| What to do |
Return all lines with the word "ylabel" in them.

──────── Exercise materials ────────

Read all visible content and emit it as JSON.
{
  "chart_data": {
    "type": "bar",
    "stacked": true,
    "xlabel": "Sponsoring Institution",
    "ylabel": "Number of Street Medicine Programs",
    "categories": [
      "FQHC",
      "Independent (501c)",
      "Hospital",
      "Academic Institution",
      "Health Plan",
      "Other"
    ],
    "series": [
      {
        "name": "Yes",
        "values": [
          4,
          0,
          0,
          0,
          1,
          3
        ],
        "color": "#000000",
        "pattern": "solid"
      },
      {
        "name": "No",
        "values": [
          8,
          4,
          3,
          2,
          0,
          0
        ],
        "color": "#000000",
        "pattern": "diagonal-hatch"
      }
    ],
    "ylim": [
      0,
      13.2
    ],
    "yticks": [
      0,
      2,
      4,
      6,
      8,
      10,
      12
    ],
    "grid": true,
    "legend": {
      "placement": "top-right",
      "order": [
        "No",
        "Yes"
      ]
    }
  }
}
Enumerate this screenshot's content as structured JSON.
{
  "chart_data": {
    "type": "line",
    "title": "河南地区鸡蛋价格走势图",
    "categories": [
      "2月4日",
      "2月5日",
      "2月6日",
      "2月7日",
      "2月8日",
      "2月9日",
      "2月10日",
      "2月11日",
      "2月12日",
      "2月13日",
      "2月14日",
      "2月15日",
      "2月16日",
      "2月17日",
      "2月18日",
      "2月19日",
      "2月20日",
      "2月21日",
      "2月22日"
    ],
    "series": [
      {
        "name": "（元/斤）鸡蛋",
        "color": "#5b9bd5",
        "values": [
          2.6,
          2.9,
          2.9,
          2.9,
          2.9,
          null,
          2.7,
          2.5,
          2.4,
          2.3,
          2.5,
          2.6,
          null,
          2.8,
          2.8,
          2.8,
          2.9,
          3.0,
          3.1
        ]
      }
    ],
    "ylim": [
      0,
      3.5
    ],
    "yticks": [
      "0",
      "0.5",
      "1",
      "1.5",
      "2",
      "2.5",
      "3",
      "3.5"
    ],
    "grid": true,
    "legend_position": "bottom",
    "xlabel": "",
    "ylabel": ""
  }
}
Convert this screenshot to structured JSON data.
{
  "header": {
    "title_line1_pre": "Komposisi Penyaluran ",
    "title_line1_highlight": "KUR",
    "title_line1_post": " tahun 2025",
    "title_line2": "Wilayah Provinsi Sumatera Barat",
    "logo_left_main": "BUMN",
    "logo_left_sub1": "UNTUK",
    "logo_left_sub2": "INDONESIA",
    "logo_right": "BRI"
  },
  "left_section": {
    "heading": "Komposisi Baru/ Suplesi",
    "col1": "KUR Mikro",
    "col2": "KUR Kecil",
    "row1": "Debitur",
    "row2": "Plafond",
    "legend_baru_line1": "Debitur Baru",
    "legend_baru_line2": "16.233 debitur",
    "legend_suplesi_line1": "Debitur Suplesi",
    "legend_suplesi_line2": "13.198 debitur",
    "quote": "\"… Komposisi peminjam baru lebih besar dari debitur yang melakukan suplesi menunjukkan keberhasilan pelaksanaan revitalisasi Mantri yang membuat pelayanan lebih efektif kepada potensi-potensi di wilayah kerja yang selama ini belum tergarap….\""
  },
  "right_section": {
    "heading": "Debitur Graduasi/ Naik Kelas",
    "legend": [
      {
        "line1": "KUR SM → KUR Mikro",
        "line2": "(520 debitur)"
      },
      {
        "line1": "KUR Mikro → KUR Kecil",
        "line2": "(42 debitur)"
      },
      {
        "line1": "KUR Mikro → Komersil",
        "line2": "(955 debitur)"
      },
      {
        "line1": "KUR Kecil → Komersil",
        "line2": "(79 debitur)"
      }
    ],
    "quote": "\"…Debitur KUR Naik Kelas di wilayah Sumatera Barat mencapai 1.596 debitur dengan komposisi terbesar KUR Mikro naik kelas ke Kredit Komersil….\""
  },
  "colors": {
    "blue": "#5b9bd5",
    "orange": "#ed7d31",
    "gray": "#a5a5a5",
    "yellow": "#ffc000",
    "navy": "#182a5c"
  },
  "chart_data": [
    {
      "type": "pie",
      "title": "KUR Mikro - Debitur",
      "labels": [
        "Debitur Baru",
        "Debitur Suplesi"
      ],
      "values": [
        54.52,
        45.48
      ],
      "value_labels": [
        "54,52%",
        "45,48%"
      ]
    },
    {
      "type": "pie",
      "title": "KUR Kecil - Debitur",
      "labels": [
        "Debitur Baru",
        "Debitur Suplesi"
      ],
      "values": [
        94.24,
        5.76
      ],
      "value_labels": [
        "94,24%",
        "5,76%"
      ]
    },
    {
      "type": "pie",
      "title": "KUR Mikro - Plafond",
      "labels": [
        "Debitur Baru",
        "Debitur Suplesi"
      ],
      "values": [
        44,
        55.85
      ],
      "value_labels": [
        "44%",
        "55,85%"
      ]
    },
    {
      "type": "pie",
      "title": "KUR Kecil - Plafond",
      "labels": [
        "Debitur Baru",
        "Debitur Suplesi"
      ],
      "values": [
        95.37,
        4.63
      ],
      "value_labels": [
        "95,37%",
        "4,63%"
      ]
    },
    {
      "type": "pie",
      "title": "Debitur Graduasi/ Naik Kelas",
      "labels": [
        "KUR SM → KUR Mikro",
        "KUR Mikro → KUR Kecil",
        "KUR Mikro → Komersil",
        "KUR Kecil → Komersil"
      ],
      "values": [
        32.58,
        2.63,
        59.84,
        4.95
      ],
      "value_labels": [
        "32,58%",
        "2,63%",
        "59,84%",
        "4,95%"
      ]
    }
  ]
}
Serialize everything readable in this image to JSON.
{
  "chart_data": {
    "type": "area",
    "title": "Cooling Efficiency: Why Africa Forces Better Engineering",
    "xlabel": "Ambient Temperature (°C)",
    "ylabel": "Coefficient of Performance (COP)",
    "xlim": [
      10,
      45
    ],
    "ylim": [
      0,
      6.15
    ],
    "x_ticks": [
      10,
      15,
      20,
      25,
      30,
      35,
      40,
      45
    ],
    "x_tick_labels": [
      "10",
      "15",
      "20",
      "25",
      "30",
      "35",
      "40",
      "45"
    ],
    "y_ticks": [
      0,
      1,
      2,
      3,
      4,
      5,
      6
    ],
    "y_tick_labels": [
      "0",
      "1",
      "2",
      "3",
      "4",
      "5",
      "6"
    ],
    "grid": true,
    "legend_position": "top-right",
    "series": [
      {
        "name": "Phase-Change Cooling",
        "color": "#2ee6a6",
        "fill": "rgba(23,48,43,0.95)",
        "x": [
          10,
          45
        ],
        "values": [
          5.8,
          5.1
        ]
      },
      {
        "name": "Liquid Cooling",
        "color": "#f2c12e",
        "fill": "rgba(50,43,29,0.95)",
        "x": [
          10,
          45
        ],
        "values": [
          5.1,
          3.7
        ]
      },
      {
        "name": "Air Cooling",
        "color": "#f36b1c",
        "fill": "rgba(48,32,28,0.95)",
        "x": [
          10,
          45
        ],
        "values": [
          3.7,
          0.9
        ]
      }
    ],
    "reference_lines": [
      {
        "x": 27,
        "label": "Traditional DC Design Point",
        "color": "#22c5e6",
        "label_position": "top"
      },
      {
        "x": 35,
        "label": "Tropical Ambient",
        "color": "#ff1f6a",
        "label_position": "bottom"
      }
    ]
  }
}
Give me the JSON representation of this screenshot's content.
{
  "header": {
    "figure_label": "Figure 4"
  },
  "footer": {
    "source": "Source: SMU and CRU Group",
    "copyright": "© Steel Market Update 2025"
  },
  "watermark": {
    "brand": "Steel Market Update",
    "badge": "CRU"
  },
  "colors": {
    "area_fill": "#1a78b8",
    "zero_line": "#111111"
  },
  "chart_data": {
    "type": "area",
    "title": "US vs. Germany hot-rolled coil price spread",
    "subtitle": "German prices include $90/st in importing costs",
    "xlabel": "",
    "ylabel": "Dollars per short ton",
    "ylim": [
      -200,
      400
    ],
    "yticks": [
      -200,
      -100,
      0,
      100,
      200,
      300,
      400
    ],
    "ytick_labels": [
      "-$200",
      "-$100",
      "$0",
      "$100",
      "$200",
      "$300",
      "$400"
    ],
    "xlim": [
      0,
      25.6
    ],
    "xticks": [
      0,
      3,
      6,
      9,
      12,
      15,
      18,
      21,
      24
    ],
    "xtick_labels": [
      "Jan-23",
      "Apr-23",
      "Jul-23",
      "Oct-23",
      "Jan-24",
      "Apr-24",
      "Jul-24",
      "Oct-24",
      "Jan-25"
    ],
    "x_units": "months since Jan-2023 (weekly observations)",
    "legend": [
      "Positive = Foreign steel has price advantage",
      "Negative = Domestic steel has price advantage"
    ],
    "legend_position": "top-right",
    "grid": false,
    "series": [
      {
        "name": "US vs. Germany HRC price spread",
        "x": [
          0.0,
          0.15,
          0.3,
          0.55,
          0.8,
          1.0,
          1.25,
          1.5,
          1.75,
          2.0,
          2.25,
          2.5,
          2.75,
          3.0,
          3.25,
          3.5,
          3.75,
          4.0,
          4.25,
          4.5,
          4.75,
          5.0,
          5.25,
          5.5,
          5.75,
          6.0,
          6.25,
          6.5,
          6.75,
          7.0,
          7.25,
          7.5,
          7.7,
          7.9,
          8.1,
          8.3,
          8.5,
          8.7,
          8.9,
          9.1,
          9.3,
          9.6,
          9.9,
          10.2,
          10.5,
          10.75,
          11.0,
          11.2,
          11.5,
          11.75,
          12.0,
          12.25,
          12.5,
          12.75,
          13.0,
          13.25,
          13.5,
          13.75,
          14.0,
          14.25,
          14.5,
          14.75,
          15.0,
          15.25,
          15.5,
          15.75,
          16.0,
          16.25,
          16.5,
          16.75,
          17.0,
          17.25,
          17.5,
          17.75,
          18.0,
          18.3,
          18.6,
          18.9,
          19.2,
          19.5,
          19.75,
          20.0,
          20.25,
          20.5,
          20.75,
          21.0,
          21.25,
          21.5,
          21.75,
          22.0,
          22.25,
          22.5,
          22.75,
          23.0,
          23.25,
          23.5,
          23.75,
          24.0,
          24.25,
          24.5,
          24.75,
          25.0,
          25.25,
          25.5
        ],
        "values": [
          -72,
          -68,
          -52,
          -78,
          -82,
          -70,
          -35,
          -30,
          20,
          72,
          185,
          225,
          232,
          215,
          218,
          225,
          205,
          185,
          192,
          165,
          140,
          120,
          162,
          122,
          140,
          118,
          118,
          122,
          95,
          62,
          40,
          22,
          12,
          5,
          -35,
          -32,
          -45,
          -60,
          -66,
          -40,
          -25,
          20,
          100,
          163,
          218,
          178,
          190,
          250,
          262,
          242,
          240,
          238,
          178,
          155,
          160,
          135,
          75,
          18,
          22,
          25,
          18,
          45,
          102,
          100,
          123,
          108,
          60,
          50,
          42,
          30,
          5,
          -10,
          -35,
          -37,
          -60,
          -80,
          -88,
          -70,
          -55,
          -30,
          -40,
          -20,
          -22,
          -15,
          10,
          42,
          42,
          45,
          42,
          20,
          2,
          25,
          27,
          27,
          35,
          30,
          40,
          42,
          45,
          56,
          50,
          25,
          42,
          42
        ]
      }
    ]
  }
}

────────

| Correct response |
    "ylabel": "Number of Street Medicine Programs",
    "ylabel": ""
    "ylabel": "Coefficient of Performance (COP)",
    "ylabel": "Dollars per short ton",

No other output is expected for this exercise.